___ Excerto fornecido

No entanto, quando existe ansiedade ou preocupação excessiva, de forma persistente e durante mais de metade dos dias, é provável que sofra deste tipo de perturbação.
Habitualmente, este estado faz-se acompanhar de inquietação, fadiga, dificuldade de concentração, irritabilidade, tensão muscular, insónia e, em alguns casos, náuseas e/ou diarreia.
O seu diagnóstico deve consistir numa avaliação cuidadosa e multidisciplinar.
Ansiedade Social
Estima-se a ansiedade social afete entre 2,3% a 7% da população, no entanto, no período perinatal, este quadro clínico tem sido pouco estudado. Um estudo reportou, contudo, uma incidência de 4,1% no período pós-parto, diminuindo progressivamente ao longo do ano.
Quem sofre de ansiedade social sente nervosismo ou desconforto em situações sociais, habitualmente devido ao medo de causar má impressão, de ser julgado, criticado ou avaliado negativamente por outras pessoas. Deste modo, e embora este quadro possa variar da pessoa para pessoa, há a tendência para evitar as situações sociais ou enfrentá-las com elevados níveis de stress.
Durante a gravidez, as preocupações com a alteração da imagem corporal, com a maternidade ou com o julgamento dos outros em relação ao seu desempenho como mãe, podem levar a grávida a evitar o contacto social. Embora os traços da personalidade possam representar um fator de risco (de um modo geral, a introversão, timidez ou perfeccionismo estão mais associados a este quadro clínico), outros fatores como ser muito jovem, solteira, ter uma situação económica precária e um nível educacional baixo, parecem precipitar esta perturbação.
Perturbação Obsessivo-Compulsiva
A perturbação obsessivo-compulsiva é uma patologia psiquiátrica relativamente comum, estimando-se que atinja cerca de 2% da população. Caracterizada por obsessões recorrentes (como pensamentos e imagens intrusivos, indesejados e incontroláveis) e comportamentos ou rituais repetidos de forma compulsiva, estima-se que a sua prevalência varie entre 0,2% e 5,2% durante a gravidez.
Neste caso, as obsessões podem ser pensamentos ou imagens mentais relacionadas com o bebé e podem ir desde preocupações com o seu bem-estar até a impulsos de o prejudicar.
De acordo com os especialistas, algumas mulheres reportam ideias de que o bebé morre enquanto dorme, que o afogam ou atiram de um lugar alto. No entanto, estes pensamentos obsessivos agressivos são mais frequentes no pós-parto.

______

**Tarefa 1:**
No texto sobre perturbações de ansiedade na gravidez, que sintomas costumam acompanhar a ansiedade ou preocupação excessiva persistente?
**Tarefa 2:**
Prossiga com o texto sobre perturbações de ansiedade na gravidez a partir da última frase apresentada.
Os registos constituem material independente do texto sobre perturbações de ansiedade na gravidez.

___ Dados fornecidos

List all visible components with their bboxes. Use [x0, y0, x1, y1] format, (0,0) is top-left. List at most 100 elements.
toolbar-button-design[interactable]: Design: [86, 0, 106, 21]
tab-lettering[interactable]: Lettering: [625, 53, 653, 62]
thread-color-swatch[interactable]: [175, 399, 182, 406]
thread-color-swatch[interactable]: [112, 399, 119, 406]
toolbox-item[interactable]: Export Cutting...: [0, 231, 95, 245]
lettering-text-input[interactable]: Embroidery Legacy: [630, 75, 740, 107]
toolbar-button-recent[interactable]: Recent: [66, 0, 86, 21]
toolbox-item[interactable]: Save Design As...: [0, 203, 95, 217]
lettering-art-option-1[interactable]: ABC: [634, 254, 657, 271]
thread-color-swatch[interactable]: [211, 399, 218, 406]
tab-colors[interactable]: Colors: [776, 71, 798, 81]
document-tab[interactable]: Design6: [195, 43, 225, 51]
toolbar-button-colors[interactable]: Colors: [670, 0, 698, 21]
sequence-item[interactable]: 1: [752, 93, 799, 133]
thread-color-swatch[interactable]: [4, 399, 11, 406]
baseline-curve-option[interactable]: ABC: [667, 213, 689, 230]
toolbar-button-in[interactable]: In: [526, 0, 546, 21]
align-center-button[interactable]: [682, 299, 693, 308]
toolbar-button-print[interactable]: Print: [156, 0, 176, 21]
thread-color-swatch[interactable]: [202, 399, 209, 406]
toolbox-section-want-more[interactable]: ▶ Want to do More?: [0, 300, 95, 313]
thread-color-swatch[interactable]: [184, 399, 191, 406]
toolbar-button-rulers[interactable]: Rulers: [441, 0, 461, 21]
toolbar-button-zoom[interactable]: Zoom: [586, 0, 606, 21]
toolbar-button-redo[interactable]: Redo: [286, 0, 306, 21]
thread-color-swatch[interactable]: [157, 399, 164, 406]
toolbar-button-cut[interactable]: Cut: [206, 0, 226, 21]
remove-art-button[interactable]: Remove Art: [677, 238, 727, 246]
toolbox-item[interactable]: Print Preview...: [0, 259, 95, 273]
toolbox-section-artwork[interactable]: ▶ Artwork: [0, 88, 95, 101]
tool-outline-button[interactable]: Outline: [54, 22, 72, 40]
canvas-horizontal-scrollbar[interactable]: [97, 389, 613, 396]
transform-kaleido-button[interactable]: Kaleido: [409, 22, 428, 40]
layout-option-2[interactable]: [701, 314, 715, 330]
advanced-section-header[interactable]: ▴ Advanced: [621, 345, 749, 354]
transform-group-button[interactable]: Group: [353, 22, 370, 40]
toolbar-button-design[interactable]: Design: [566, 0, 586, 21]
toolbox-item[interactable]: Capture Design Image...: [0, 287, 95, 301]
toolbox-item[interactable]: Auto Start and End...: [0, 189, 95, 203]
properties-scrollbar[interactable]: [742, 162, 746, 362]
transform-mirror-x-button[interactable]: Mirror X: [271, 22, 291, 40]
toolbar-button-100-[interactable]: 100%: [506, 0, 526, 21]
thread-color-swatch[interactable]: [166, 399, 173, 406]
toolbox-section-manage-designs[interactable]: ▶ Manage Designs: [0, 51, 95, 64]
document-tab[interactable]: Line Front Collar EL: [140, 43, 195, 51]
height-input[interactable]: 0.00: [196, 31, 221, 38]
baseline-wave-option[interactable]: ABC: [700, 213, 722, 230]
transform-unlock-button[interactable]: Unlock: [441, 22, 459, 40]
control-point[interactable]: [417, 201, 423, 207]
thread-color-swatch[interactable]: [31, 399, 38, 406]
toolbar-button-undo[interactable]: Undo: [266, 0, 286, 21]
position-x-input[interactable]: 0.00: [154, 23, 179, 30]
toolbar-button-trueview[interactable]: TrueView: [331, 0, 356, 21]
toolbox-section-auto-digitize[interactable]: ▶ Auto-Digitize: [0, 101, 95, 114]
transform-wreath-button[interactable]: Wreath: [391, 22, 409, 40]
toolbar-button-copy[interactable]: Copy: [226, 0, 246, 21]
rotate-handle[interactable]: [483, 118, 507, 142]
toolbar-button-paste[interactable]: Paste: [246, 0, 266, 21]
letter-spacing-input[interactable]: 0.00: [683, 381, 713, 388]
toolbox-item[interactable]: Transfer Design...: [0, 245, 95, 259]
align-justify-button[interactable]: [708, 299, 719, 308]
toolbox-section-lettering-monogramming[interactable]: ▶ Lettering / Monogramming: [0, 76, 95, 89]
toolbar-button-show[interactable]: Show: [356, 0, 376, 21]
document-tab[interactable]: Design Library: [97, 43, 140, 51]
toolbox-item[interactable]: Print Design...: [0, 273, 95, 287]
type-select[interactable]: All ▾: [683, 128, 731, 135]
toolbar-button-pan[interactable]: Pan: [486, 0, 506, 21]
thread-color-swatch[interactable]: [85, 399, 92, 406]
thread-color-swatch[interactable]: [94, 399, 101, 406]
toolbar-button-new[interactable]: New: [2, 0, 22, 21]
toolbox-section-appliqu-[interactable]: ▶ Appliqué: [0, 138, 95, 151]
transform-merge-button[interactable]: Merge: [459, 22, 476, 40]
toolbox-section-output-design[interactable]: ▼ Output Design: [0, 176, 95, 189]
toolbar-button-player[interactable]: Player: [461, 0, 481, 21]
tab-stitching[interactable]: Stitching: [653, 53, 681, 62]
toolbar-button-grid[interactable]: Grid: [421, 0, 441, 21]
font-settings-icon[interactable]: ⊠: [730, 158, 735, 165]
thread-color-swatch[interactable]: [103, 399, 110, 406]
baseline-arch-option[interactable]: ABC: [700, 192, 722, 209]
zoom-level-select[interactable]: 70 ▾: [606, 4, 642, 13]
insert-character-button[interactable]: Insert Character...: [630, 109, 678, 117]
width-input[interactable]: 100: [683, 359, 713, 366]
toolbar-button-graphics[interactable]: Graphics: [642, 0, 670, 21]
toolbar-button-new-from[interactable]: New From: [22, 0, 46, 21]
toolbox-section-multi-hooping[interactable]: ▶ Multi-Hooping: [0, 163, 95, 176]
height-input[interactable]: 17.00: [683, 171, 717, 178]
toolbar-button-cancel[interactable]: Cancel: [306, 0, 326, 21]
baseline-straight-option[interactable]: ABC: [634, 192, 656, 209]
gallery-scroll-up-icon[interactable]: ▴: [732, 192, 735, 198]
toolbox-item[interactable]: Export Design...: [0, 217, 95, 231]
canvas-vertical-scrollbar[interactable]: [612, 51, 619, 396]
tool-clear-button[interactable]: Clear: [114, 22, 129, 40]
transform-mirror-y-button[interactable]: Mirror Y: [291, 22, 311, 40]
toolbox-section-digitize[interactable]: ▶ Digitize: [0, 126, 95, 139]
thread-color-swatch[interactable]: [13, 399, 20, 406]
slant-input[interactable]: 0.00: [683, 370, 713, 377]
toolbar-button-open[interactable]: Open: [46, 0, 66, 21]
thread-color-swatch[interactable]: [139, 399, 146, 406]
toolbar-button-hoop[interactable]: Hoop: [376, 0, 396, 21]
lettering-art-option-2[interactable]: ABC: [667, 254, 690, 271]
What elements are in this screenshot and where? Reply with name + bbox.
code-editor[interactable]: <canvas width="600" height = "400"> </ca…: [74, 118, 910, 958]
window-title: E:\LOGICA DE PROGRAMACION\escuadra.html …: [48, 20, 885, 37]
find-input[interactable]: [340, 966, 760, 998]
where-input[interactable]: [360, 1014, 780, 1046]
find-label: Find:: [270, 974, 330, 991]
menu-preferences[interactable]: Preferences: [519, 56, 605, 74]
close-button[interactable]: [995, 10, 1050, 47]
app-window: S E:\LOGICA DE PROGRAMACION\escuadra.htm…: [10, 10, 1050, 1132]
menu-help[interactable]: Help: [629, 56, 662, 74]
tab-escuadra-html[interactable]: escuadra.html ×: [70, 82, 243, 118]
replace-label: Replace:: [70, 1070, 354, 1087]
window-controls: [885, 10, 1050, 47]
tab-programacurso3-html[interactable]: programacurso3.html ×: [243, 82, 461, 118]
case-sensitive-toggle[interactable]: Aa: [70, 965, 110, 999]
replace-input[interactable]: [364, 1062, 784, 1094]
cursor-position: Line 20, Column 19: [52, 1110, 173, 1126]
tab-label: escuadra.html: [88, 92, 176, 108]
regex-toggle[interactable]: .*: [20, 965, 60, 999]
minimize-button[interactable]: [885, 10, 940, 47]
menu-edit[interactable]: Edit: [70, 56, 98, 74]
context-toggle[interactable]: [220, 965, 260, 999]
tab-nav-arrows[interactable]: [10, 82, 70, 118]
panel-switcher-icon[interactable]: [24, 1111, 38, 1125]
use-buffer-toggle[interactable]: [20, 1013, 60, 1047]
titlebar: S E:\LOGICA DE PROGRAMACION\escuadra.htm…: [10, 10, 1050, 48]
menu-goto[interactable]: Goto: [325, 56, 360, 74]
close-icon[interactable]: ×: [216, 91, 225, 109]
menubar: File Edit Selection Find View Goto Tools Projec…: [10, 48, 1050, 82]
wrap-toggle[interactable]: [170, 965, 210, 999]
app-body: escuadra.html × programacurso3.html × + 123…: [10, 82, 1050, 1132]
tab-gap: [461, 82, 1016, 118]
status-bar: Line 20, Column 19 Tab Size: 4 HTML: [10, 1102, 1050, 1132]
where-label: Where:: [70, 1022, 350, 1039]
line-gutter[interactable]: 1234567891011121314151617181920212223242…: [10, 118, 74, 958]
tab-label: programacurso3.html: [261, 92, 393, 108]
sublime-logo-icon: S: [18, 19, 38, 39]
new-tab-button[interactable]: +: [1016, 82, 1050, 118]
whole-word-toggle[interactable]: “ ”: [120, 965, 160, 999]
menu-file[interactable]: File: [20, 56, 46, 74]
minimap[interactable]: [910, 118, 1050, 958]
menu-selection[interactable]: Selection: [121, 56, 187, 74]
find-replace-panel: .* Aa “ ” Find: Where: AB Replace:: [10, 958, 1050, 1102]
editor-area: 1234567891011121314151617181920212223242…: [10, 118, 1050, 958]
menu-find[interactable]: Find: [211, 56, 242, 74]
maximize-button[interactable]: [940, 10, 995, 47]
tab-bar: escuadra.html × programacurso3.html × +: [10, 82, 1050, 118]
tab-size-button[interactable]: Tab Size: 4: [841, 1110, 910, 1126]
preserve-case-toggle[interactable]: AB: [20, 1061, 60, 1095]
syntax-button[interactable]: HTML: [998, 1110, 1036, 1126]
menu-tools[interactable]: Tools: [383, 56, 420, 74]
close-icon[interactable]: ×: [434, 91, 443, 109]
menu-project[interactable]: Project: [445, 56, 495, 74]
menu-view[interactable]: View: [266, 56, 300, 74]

______

**Resposta esperada 1:**
- inquietação
- fadiga
- dificuldade de concentração
- irritabilidade
- tensão muscular
- insónia
- náuseas
- diarreia

**Resposta esperada 2:**
Por outro lado, as compulsões mais frequentes são a limpeza e a confirmação. Com medo de ficar contaminada com microrganismos ou químicos, a grávida realiza rituais de limpeza e desinfeção. Depois do bebé nascer, é frequente evitar o bebé para não o contaminar com germes ou confirmar repetidamente se está a respirar.
História de aborto espontâneo ou de complicações gestacionais e história familiar de Perturbação Obsessivo-Compulsiva apresentam-se como os principais fatores de risco para o aparecimento deste quadro clínico durante a gravidez.
No pós-parto parece estar associada a quadros ansiosos ou depressão.
Outras fobias
A fobia é um tipo de perturbação da ansiedade caracterizado por medo ou aversão persistente a um objeto ou uma situação. Durante o período perinatal (período entre as 22 semanas de gestação e 7 dias após o nascimento), existem dois tipos de fobia que importa discutir: a tocofobia e a fobia focada na criança.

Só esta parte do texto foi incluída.